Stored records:
━━━━━━━━━━━━━━━━
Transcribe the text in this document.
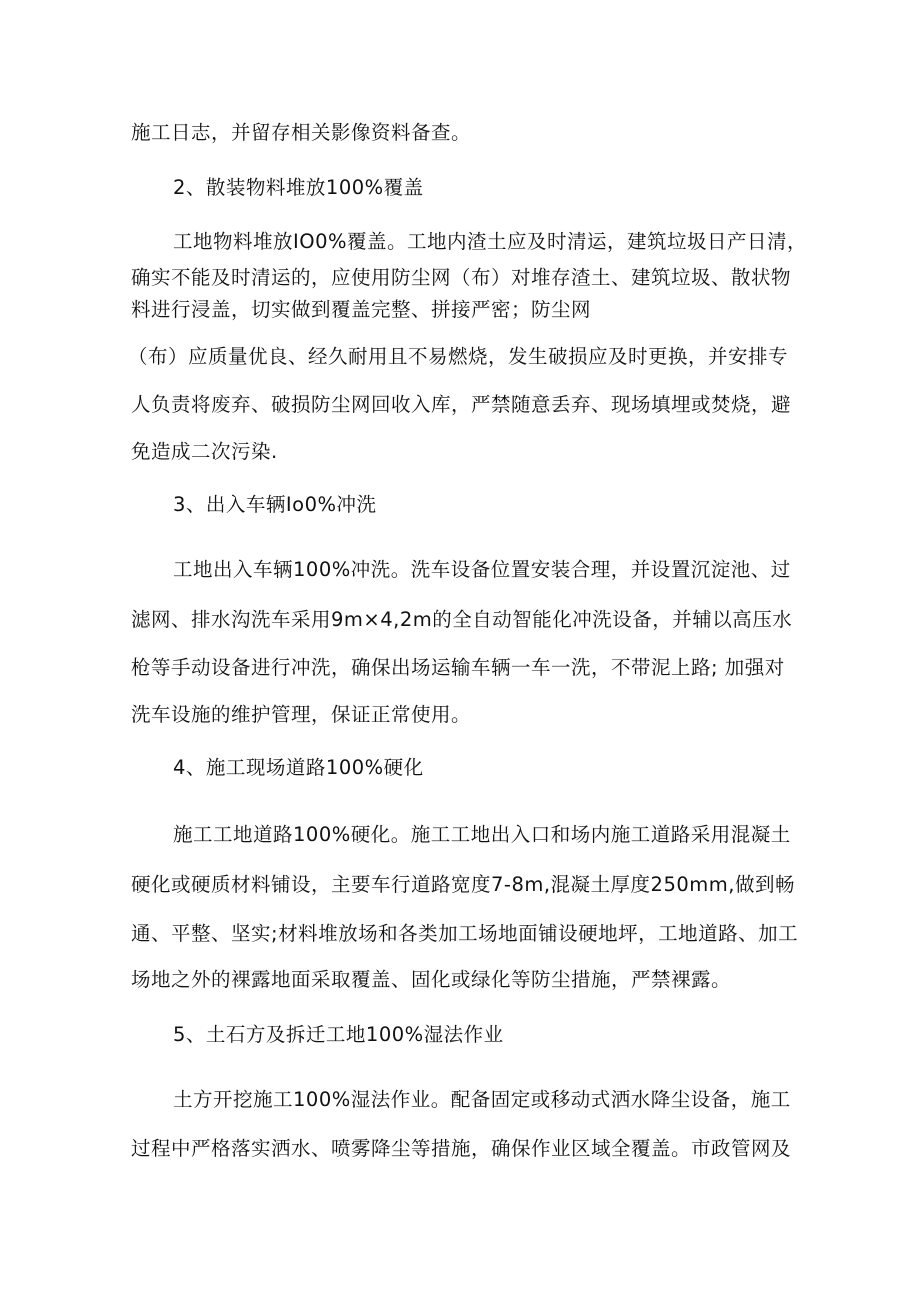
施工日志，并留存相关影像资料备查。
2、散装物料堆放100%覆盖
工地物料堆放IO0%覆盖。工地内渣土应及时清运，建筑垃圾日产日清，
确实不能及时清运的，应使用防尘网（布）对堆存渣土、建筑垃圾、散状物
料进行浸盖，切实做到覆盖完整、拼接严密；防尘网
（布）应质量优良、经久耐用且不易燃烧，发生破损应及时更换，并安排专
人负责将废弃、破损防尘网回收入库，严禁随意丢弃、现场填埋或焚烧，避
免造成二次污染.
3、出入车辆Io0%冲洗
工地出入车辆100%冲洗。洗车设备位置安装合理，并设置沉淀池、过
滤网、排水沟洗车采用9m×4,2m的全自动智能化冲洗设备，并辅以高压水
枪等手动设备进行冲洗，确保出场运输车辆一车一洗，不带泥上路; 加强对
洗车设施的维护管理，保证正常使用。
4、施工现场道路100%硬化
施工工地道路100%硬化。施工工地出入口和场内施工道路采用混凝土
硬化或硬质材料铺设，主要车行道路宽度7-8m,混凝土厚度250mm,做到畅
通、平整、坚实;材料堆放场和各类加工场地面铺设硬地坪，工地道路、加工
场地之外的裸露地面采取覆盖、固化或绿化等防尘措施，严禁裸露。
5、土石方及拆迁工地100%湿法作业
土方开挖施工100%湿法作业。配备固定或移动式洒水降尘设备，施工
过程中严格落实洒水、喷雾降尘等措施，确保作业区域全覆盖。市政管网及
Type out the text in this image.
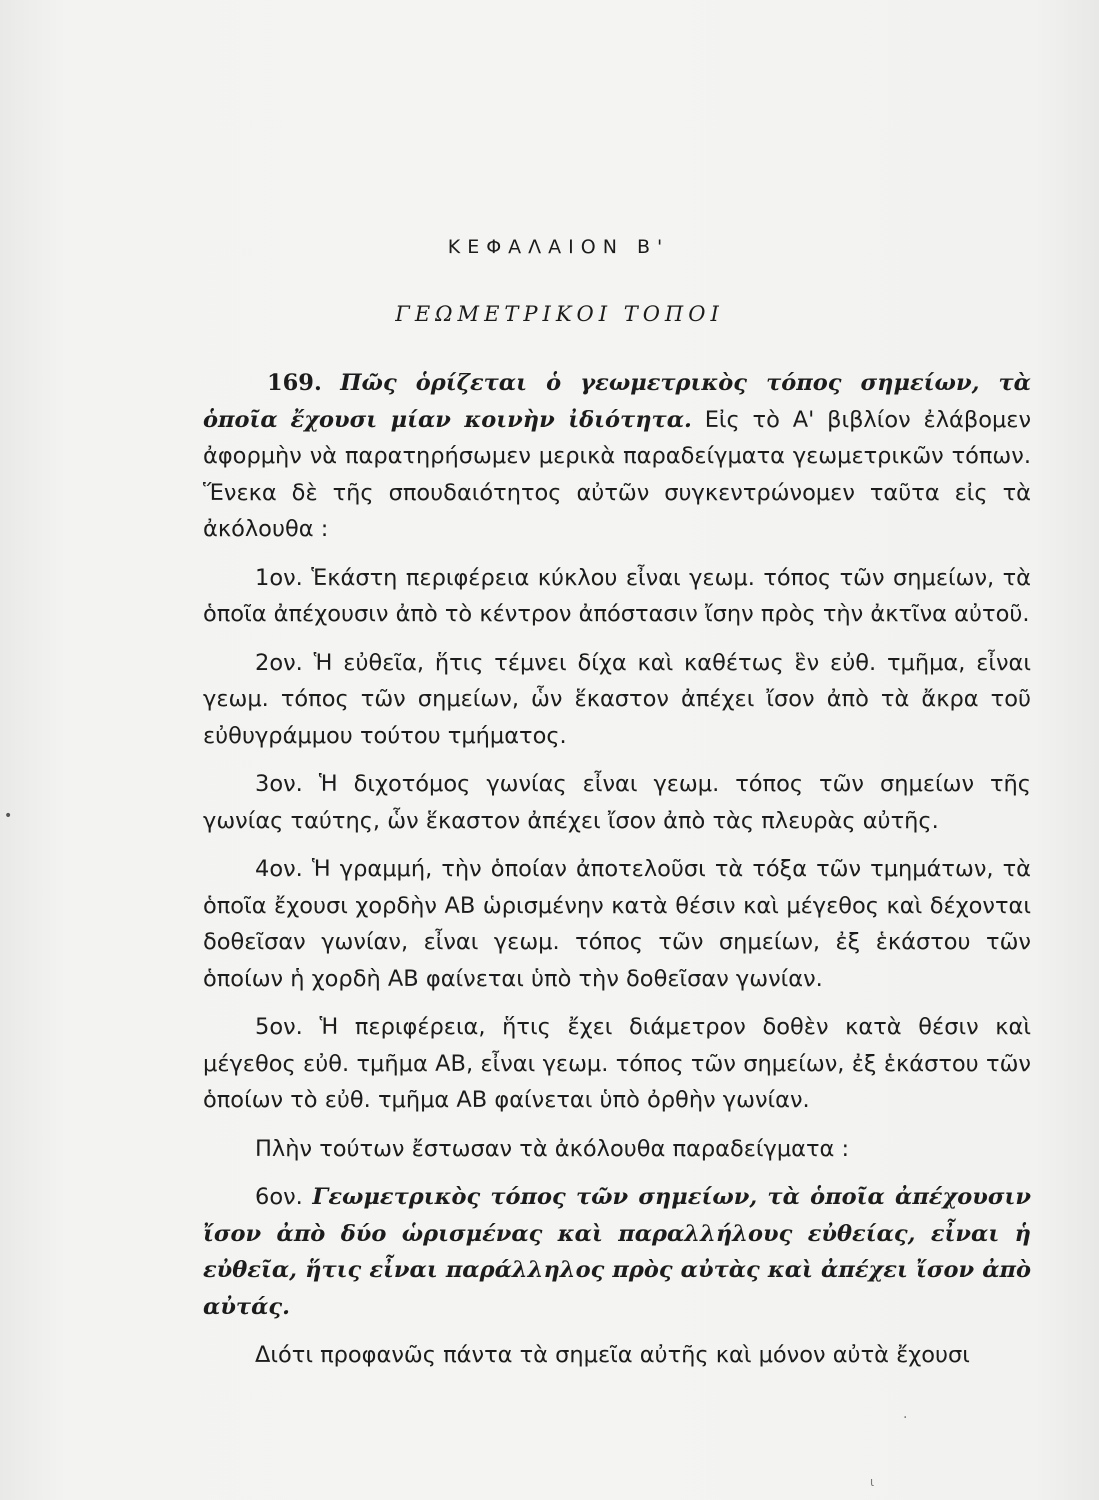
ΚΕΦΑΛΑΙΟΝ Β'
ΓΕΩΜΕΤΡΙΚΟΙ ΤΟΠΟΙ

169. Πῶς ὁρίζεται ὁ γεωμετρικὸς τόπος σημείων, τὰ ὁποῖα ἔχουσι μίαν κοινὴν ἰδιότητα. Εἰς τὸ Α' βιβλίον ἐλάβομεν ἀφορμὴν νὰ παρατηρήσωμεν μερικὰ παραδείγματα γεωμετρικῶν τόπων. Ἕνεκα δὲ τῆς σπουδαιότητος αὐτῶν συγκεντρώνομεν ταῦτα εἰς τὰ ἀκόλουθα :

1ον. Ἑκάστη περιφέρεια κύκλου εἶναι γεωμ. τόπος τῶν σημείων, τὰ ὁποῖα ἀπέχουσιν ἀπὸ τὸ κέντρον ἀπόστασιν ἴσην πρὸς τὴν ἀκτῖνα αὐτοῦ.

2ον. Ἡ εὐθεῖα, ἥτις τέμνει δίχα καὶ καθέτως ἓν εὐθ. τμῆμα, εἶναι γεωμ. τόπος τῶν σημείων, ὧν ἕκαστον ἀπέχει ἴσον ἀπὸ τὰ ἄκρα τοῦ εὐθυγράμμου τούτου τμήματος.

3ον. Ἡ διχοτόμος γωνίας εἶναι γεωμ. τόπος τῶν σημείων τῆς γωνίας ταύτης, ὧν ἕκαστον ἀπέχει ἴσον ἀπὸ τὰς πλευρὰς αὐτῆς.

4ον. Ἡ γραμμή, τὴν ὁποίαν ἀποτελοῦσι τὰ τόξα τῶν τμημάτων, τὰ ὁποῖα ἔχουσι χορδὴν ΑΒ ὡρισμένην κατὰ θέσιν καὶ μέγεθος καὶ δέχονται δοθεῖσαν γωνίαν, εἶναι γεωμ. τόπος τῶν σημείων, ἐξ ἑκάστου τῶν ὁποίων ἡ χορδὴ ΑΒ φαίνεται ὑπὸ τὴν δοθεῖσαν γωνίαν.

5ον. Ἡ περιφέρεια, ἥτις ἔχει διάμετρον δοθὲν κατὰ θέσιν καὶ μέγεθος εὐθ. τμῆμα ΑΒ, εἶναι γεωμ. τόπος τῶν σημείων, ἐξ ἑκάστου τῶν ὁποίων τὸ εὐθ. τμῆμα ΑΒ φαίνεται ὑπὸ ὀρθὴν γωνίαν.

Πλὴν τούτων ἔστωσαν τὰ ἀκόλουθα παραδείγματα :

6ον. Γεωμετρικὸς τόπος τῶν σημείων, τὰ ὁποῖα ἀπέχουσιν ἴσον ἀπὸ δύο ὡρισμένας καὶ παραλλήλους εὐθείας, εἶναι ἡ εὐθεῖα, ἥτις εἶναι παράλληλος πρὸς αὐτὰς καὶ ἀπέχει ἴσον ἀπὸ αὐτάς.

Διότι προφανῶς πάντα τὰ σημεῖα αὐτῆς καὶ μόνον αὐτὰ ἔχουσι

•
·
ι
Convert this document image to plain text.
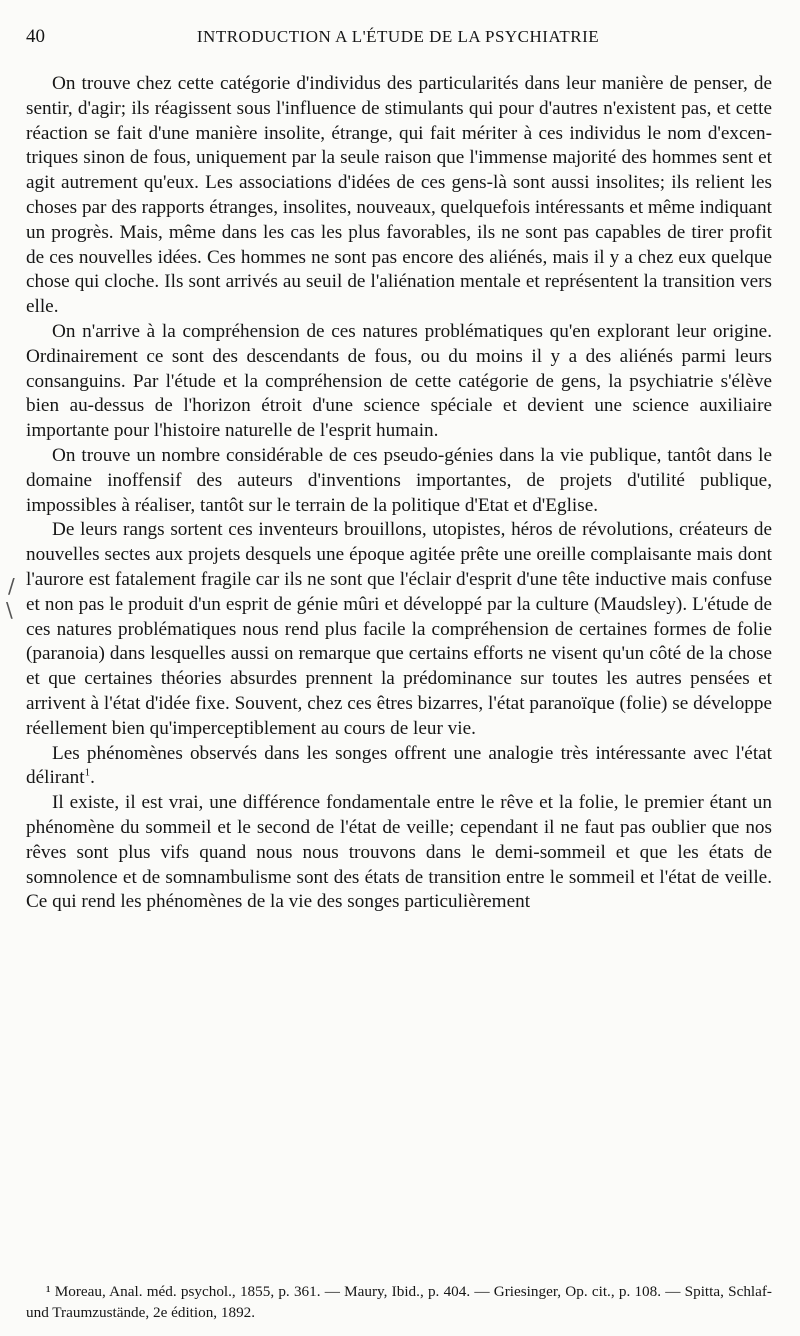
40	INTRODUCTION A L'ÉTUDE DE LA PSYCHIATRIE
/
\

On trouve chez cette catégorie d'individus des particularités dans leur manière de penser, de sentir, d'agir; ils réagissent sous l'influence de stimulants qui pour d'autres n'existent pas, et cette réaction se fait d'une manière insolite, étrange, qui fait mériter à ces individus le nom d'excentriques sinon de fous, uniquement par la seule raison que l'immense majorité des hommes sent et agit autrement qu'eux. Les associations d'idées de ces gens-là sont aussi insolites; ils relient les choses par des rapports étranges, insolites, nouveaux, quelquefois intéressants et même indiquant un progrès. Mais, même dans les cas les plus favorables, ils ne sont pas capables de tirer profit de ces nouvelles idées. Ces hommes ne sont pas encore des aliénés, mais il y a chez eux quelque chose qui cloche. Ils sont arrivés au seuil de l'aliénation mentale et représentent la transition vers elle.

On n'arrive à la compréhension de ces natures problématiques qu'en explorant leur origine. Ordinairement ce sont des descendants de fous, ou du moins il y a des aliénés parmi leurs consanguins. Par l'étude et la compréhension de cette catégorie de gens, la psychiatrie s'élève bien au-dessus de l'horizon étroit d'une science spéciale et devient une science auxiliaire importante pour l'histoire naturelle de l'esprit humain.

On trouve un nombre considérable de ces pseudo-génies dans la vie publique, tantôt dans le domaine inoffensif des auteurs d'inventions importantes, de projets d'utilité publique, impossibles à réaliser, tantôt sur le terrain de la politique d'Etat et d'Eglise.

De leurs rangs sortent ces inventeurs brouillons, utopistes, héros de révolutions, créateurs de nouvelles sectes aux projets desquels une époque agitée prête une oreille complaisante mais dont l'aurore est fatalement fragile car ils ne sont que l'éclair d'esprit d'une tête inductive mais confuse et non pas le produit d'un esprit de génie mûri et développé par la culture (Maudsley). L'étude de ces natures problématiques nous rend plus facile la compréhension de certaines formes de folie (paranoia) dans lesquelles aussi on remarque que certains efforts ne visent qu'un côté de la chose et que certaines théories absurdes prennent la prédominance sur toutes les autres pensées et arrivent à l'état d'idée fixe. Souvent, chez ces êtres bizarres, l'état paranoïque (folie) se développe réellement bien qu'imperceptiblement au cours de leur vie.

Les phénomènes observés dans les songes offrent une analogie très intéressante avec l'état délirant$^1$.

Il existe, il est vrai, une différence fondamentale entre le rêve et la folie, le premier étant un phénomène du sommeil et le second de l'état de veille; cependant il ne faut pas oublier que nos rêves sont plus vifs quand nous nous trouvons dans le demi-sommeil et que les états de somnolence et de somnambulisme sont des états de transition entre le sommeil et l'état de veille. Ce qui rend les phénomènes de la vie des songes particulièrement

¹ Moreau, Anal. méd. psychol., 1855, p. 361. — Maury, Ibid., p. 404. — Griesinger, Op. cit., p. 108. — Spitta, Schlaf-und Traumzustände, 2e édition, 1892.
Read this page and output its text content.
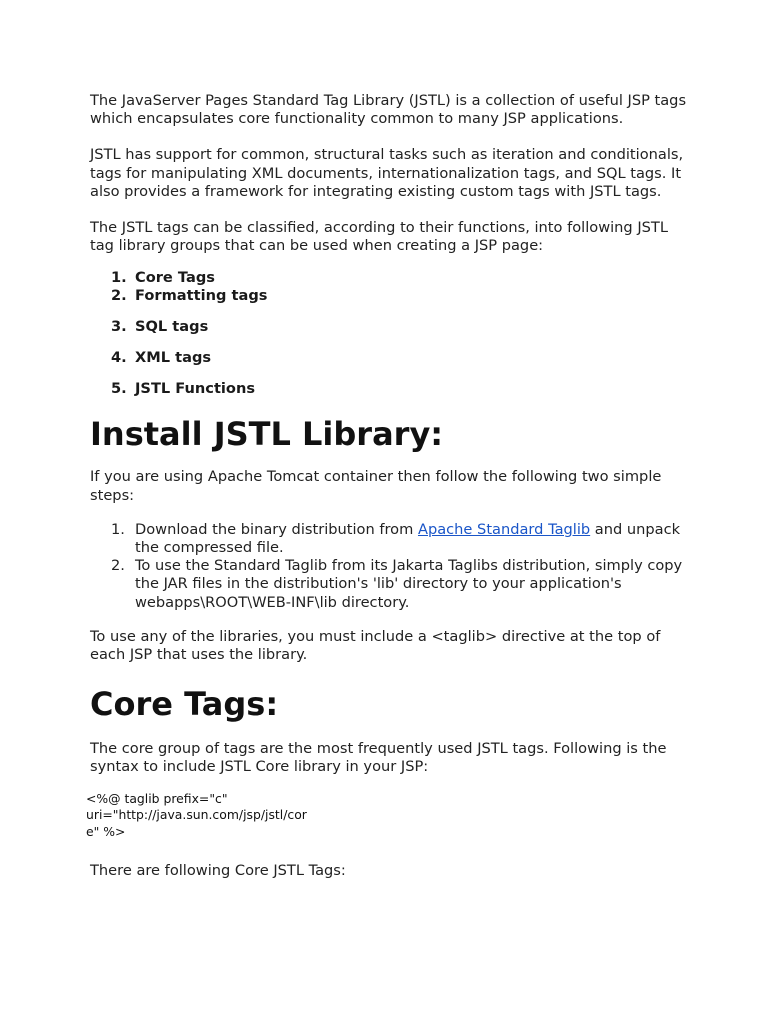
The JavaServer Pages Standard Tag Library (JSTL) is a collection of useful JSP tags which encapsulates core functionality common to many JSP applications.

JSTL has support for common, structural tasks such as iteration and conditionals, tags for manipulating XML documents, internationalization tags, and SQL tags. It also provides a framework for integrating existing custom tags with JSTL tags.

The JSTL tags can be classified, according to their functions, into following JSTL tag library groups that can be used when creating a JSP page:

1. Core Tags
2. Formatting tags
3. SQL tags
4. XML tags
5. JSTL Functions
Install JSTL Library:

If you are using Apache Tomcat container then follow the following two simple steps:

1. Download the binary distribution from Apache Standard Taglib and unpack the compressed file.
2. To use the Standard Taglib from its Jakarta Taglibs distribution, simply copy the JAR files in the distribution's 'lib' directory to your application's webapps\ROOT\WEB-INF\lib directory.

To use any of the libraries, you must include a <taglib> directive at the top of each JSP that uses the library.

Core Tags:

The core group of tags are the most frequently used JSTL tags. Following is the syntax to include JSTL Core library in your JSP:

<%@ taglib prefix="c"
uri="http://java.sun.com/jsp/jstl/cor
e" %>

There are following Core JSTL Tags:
━━━━━━━━━━━━━━━━
### What to produce
Gather and return every line that holds the string "your".

### The answer
2. To use the Standard Taglib from its Jakarta Taglibs distribution, simply copy the JAR files in the distribution's 'lib' directory to your application's webapps\ROOT\WEB-INF\lib directory.
The core group of tags are the most frequently used JSTL tags. Following is the syntax to include JSTL Core library in your JSP:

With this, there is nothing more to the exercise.